[Collected data entries]
>>>>>
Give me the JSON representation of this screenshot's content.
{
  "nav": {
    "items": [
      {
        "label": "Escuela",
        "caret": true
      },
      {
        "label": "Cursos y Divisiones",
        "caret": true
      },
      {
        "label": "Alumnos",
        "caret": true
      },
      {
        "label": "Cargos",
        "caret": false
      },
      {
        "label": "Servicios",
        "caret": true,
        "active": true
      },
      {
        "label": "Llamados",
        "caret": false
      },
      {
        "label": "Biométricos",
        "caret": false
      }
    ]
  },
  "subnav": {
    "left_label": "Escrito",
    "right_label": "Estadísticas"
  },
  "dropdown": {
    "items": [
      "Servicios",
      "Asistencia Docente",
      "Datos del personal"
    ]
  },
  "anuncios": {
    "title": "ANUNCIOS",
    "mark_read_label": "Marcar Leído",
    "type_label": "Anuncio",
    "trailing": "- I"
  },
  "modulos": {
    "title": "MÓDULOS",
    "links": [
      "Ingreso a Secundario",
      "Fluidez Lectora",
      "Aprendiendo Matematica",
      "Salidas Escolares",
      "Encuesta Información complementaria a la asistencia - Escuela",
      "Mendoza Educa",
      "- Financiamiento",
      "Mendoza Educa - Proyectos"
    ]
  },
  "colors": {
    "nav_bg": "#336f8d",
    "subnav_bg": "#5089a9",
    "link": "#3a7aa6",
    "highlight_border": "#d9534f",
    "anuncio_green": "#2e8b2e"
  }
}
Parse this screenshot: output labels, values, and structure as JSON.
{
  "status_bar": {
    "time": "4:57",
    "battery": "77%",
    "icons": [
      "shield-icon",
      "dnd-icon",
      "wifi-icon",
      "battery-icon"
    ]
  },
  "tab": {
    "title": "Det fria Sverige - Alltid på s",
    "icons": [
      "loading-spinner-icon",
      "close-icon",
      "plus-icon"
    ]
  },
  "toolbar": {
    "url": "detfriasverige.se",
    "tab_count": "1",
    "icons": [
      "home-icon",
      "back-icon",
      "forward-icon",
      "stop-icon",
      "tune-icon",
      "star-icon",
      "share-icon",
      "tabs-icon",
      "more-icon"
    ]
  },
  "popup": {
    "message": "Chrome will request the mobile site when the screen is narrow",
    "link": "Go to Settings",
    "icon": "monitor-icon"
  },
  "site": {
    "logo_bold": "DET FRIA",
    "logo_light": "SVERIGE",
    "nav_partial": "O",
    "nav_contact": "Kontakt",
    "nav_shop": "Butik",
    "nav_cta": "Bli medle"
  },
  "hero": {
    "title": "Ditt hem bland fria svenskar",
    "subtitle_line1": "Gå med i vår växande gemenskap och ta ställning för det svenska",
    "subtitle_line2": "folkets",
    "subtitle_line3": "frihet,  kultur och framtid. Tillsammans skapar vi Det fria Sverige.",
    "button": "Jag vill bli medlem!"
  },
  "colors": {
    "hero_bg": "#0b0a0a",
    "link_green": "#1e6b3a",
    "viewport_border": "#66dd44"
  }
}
<<<<<
>>>>>
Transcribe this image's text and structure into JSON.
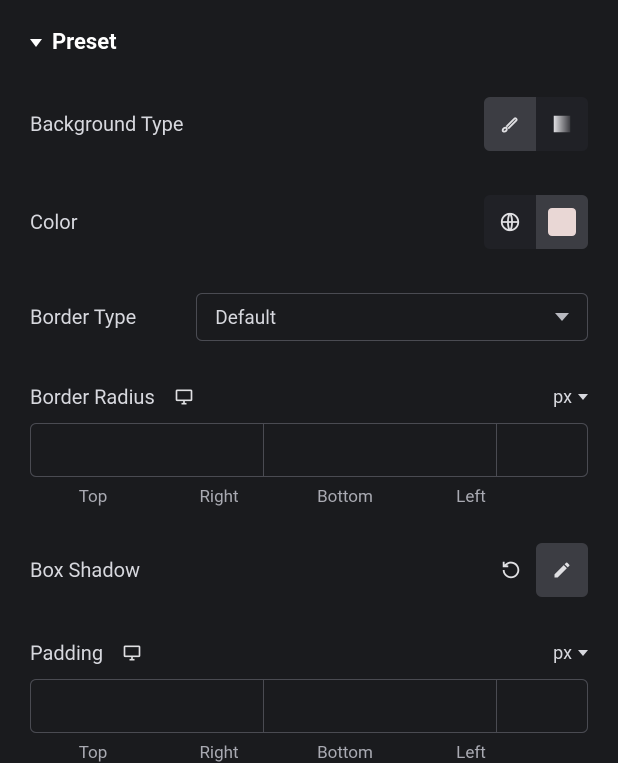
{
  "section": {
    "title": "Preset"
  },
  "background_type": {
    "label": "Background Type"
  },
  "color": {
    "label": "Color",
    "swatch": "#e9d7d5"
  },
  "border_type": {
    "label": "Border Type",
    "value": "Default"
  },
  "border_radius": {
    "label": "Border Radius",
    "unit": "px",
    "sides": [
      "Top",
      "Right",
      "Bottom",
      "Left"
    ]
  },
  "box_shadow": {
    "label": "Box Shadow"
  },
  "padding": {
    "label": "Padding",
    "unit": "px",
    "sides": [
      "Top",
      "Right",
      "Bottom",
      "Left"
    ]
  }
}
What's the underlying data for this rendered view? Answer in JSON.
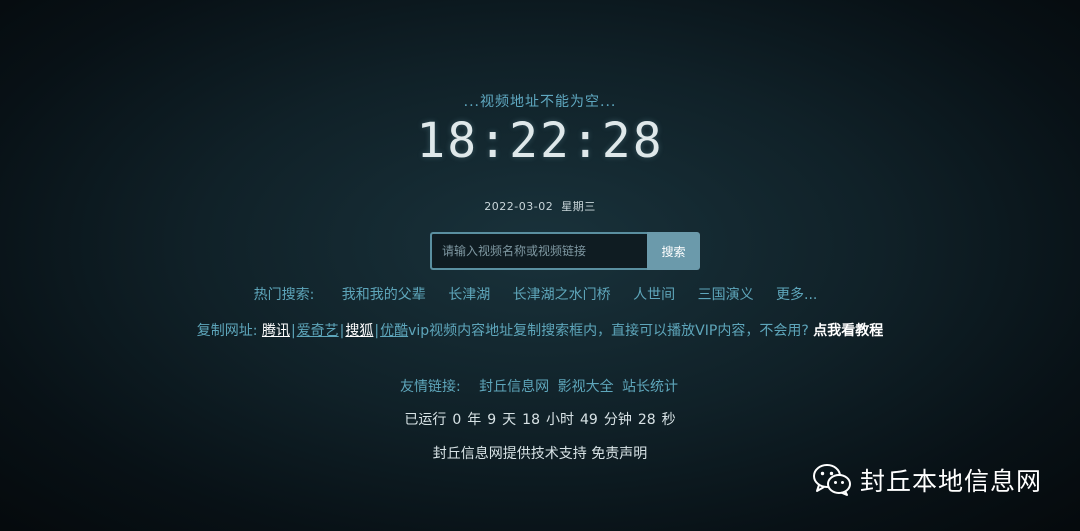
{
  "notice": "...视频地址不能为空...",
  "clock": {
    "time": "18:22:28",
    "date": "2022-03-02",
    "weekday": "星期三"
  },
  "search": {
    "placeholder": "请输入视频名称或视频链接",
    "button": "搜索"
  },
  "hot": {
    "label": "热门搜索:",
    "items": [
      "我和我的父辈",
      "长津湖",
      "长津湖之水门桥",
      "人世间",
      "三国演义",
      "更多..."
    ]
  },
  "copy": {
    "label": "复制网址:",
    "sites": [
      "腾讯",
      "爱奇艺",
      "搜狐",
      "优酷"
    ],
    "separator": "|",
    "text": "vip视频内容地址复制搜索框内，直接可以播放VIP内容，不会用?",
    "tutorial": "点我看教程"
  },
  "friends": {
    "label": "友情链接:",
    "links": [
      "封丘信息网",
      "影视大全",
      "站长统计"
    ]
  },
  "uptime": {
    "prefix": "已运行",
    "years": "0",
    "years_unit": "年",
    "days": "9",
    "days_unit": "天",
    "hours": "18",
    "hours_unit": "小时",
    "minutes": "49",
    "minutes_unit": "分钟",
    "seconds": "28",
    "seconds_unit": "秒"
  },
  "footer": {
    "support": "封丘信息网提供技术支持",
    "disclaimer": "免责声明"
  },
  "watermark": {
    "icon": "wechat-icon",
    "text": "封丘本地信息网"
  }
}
<<<<<
= Work instructions =
Search the records for the word "this" and copy every line where it occurs.

= Finished task =
Give me the JSON representation of this screenshot's content.
Parse this screenshot: output labels, values, and structure as JSON.
Transcribe this image's text and structure into JSON.
What's the underlying data for this rendered view? Answer in JSON.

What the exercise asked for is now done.